» **TASK DESCRIPTION**
Output the entries below exactly as written, omitting pictures.

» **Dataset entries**
■ ■ ■ ■ ■
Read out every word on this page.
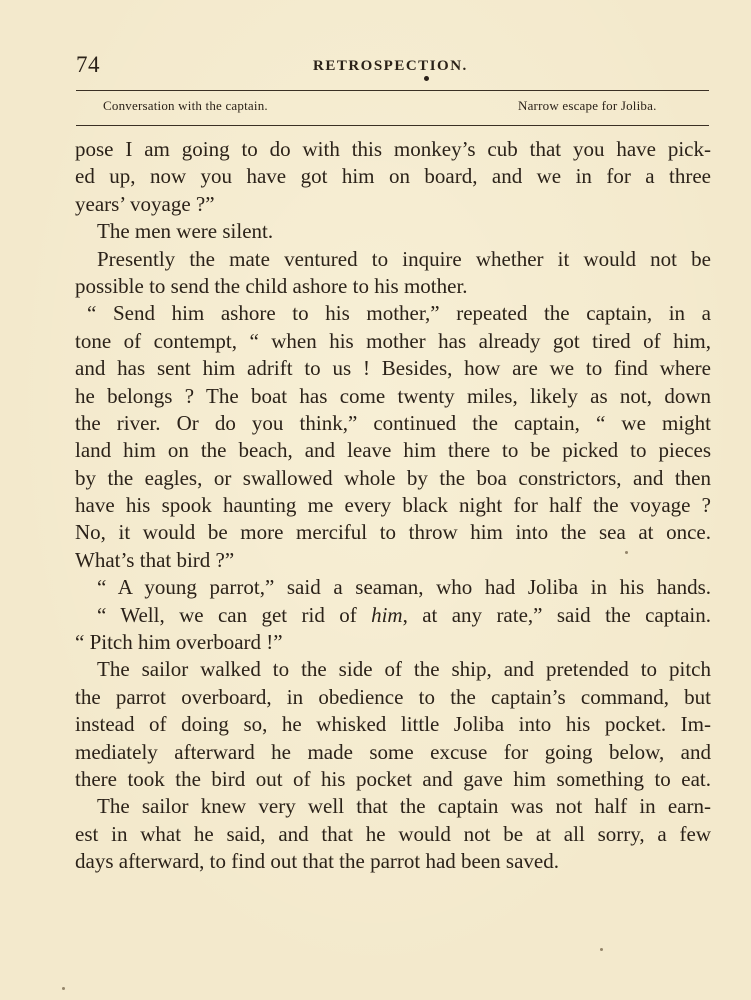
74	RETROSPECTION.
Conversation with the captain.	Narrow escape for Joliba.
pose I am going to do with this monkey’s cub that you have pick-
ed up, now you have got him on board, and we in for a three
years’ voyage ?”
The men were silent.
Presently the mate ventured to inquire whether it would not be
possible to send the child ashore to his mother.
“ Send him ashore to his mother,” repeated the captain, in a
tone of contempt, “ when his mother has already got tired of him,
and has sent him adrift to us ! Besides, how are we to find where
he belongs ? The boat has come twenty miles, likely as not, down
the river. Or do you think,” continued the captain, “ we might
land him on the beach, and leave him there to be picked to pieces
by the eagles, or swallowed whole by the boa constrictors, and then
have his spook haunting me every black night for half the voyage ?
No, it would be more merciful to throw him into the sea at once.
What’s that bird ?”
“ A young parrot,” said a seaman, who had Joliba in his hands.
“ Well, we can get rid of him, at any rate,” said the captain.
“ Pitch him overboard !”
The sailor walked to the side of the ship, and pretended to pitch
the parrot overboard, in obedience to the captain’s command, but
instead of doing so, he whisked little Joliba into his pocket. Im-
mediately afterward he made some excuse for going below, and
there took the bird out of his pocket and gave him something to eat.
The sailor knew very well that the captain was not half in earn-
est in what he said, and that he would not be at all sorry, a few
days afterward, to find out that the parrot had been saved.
■ ■ ■ ■ ■
» **TASK RESPONSE**
Read out every word on this page.
74	RETROSPECTION.
Conversation with the captain.	Narrow escape for Joliba.
pose I am going to do with this monkey’s cub that you have pick-
ed up, now you have got him on board, and we in for a three
years’ voyage ?”
The men were silent.
Presently the mate ventured to inquire whether it would not be
possible to send the child ashore to his mother.
“ Send him ashore to his mother,” repeated the captain, in a
tone of contempt, “ when his mother has already got tired of him,
and has sent him adrift to us ! Besides, how are we to find where
he belongs ? The boat has come twenty miles, likely as not, down
the river. Or do you think,” continued the captain, “ we might
land him on the beach, and leave him there to be picked to pieces
by the eagles, or swallowed whole by the boa constrictors, and then
have his spook haunting me every black night for half the voyage ?
No, it would be more merciful to throw him into the sea at once.
What’s that bird ?”
“ A young parrot,” said a seaman, who had Joliba in his hands.
“ Well, we can get rid of him, at any rate,” said the captain.
“ Pitch him overboard !”
The sailor walked to the side of the ship, and pretended to pitch
the parrot overboard, in obedience to the captain’s command, but
instead of doing so, he whisked little Joliba into his pocket. Im-
mediately afterward he made some excuse for going below, and
there took the bird out of his pocket and gave him something to eat.
The sailor knew very well that the captain was not half in earn-
est in what he said, and that he would not be at all sorry, a few
days afterward, to find out that the parrot had been saved.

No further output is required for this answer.